[Figure dataset records]
________________

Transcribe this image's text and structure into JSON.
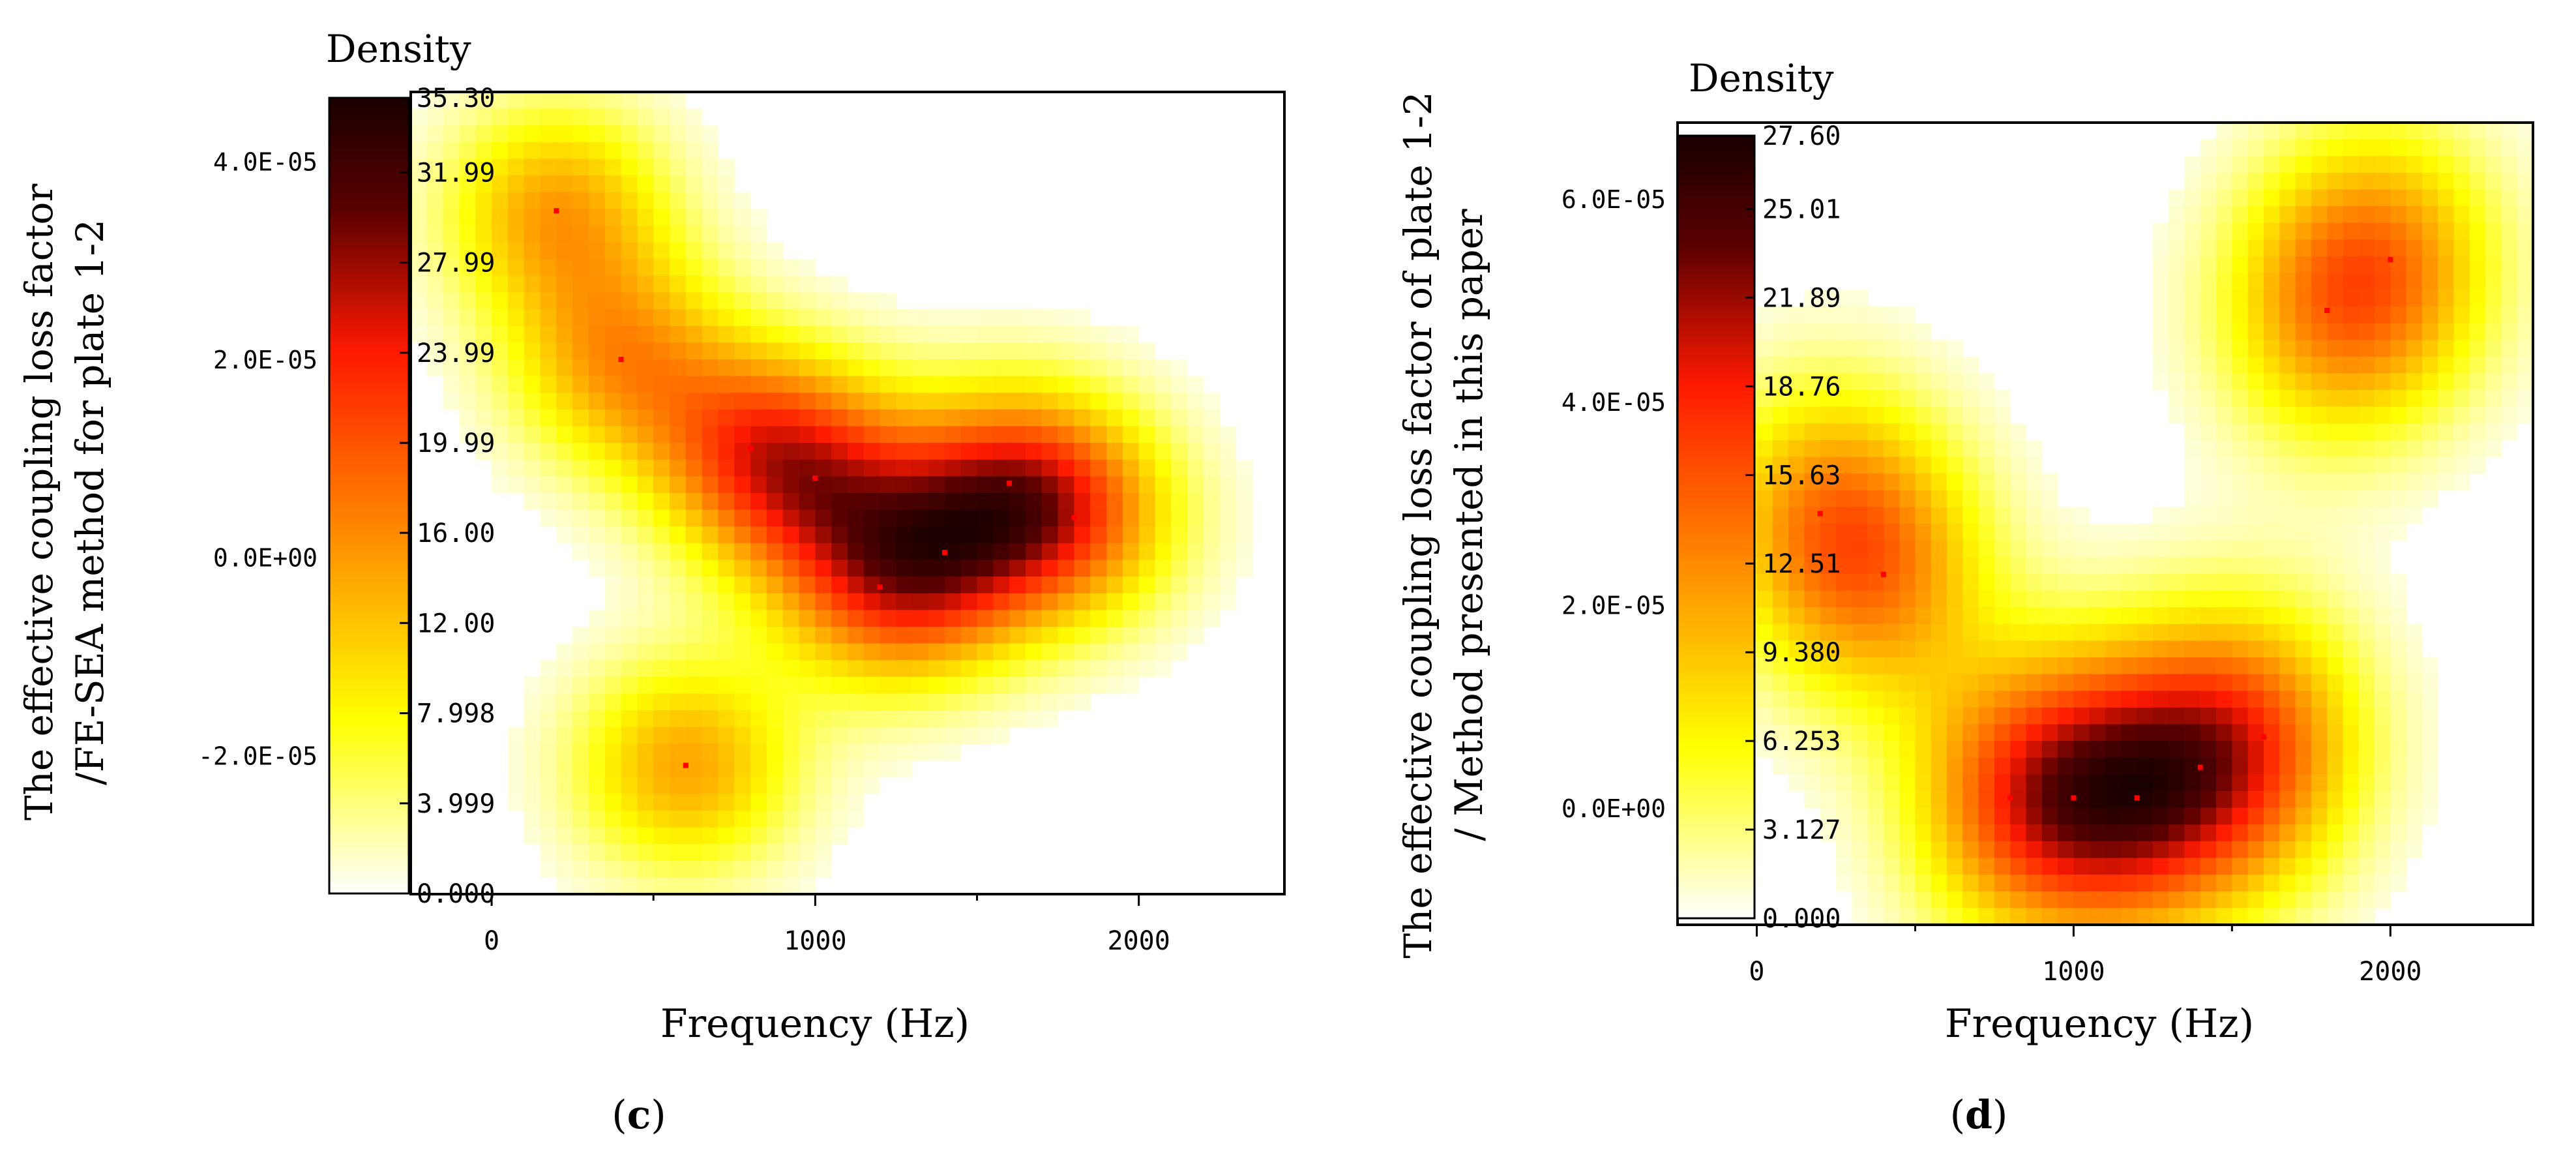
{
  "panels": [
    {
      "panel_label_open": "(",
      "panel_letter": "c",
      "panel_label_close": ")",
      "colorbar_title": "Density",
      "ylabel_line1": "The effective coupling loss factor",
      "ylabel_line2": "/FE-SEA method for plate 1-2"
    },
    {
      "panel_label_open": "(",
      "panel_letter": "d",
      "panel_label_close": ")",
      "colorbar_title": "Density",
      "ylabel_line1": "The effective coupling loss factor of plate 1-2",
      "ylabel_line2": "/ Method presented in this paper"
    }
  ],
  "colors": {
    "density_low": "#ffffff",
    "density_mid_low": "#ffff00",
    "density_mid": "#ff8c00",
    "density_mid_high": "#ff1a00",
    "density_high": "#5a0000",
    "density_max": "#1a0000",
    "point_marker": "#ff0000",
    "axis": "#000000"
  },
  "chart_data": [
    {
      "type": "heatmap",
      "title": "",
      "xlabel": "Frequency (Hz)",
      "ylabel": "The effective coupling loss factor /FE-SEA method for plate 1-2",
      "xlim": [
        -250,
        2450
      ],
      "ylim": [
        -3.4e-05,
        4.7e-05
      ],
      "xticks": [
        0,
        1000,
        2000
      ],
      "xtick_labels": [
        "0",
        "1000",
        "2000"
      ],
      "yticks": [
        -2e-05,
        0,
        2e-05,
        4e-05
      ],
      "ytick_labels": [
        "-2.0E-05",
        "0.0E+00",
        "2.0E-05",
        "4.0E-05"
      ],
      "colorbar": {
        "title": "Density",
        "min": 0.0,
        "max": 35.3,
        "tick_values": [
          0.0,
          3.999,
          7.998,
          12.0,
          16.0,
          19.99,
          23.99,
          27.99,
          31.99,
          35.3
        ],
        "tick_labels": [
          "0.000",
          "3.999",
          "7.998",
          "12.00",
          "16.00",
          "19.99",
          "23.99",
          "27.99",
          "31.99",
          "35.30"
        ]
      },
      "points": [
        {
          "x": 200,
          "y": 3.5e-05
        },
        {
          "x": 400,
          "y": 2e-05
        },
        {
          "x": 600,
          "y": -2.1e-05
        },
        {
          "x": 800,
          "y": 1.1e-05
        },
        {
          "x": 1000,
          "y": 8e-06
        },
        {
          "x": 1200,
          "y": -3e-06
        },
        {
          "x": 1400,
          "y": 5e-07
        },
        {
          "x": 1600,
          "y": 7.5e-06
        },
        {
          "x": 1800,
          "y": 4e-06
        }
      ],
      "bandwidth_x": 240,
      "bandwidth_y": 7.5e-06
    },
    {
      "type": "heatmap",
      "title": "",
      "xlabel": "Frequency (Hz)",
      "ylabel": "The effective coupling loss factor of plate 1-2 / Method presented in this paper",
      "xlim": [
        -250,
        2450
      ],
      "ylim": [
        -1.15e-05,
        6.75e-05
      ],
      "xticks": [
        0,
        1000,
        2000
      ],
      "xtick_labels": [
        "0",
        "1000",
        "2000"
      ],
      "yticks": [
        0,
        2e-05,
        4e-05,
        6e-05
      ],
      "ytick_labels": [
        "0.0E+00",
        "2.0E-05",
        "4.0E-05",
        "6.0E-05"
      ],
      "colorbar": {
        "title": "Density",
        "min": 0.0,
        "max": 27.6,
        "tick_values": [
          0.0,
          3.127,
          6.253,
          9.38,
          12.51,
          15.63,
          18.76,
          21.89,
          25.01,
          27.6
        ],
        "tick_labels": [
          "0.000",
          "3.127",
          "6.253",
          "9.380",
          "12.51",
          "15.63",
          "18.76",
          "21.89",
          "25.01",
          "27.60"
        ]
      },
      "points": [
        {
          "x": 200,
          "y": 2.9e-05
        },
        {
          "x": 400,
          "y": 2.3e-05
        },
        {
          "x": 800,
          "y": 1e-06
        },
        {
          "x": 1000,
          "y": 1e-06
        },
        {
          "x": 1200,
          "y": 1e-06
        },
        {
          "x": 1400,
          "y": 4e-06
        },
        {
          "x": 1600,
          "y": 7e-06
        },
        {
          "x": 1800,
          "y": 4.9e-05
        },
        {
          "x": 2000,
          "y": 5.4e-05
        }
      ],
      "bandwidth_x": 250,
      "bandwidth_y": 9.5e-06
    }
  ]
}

________________

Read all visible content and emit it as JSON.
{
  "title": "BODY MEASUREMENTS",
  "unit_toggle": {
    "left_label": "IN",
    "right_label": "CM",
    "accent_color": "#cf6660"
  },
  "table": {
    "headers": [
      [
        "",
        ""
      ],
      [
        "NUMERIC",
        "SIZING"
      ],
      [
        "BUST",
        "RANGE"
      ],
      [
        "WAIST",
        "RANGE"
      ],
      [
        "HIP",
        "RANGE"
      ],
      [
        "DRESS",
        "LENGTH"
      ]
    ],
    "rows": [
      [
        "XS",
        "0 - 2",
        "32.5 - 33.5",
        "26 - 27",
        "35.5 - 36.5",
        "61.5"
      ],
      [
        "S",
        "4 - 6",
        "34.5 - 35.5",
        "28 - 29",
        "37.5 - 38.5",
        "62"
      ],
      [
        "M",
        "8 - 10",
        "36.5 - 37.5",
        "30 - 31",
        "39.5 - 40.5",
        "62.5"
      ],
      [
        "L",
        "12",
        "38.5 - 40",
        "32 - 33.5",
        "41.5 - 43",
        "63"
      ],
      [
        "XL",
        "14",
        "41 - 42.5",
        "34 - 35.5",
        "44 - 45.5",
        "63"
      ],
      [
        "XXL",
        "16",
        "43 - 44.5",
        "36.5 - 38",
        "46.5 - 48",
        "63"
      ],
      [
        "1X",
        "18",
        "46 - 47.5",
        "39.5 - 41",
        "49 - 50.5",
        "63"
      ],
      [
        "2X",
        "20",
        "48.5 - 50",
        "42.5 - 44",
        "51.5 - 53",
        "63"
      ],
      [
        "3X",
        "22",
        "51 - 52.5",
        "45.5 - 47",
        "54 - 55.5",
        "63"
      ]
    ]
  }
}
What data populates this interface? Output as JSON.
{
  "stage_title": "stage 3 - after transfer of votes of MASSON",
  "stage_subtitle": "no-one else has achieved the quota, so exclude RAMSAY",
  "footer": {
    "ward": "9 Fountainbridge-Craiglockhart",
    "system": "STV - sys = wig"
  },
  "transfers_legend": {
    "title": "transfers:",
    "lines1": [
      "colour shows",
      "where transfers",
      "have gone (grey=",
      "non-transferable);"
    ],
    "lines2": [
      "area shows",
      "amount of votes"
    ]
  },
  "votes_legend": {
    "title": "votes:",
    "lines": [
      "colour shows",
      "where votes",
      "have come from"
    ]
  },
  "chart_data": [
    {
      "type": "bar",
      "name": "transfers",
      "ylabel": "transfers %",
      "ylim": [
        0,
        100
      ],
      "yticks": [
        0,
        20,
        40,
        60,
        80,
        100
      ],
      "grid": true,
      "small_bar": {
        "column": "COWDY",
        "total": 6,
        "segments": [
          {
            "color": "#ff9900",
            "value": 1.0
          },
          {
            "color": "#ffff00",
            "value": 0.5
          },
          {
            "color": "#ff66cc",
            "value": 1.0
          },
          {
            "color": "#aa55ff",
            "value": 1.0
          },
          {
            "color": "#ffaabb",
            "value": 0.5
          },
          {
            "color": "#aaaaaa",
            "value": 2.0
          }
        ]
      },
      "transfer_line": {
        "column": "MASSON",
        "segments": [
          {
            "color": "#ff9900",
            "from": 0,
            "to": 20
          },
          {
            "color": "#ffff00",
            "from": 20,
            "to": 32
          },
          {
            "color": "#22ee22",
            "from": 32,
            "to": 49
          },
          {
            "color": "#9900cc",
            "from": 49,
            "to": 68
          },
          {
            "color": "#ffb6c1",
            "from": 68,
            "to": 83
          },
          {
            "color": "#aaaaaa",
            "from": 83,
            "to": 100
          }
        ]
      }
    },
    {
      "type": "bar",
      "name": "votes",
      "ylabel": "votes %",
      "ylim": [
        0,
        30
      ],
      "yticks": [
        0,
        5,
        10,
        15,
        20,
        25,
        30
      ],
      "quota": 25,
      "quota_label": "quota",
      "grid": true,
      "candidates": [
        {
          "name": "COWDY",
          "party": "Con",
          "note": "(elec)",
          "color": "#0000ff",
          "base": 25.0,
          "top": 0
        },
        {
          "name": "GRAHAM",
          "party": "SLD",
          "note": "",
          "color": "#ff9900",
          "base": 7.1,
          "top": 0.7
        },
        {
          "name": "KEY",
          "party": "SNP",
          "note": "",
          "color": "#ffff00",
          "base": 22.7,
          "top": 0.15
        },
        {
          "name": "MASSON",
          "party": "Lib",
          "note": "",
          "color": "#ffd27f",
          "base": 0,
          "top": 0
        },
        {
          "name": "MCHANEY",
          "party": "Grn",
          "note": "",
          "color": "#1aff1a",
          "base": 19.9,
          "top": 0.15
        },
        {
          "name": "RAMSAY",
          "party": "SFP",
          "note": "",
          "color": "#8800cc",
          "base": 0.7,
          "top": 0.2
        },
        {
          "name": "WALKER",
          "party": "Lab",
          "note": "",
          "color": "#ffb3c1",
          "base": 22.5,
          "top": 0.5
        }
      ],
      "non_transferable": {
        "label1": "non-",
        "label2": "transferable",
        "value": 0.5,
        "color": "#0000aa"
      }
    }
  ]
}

________________

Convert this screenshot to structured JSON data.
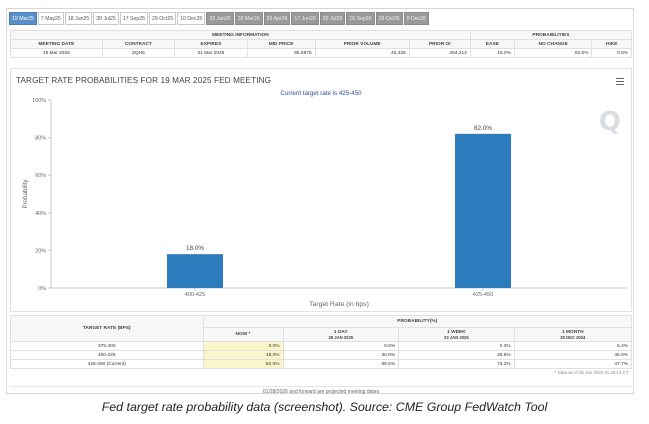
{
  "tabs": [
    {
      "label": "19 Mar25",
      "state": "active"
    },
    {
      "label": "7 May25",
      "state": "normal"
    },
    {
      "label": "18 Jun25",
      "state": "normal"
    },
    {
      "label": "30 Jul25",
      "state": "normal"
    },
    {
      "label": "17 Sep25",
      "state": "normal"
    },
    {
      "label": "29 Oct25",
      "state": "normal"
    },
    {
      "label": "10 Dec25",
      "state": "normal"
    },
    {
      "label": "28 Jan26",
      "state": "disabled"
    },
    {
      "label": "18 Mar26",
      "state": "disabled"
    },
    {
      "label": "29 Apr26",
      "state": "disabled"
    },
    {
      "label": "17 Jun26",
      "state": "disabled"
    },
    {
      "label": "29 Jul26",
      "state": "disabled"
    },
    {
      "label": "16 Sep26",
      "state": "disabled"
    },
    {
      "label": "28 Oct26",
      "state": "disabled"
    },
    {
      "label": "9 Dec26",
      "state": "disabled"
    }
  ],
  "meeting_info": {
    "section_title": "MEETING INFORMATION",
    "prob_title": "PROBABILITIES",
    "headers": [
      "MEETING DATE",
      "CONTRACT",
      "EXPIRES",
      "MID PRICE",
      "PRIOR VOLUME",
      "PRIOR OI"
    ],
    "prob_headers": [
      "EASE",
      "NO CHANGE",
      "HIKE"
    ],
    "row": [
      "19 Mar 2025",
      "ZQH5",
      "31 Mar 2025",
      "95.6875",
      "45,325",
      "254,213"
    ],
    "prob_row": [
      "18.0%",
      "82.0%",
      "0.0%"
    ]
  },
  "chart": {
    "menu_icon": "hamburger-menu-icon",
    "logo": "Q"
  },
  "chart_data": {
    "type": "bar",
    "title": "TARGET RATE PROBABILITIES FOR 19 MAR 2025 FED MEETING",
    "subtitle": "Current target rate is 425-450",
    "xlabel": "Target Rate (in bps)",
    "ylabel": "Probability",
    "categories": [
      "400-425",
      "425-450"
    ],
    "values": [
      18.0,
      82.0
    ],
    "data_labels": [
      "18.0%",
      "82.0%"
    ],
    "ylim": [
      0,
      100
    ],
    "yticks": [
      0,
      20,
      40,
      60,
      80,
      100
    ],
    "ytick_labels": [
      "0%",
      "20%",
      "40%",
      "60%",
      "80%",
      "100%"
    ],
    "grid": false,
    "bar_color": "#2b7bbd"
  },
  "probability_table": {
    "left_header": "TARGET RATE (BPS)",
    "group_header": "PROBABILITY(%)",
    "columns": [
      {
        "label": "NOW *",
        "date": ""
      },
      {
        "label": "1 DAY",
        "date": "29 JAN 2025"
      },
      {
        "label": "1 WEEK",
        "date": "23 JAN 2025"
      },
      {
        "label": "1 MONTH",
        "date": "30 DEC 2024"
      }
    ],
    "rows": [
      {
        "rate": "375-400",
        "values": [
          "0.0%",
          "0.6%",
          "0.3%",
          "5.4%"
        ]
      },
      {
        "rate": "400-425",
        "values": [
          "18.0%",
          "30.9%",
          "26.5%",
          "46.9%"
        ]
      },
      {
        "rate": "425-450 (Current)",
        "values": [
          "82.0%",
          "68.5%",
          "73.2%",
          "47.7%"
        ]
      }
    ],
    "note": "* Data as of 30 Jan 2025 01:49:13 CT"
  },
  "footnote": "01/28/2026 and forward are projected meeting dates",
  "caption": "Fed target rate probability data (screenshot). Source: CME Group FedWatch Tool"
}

________________

**Written request:** Look through the entries and return every line where "screenshot" appears.

**Solution for this problem:**
Convert this screenshot to structured JSON data.
  "caption": "Fed target rate probability data (screenshot). Source: CME Group FedWatch Tool"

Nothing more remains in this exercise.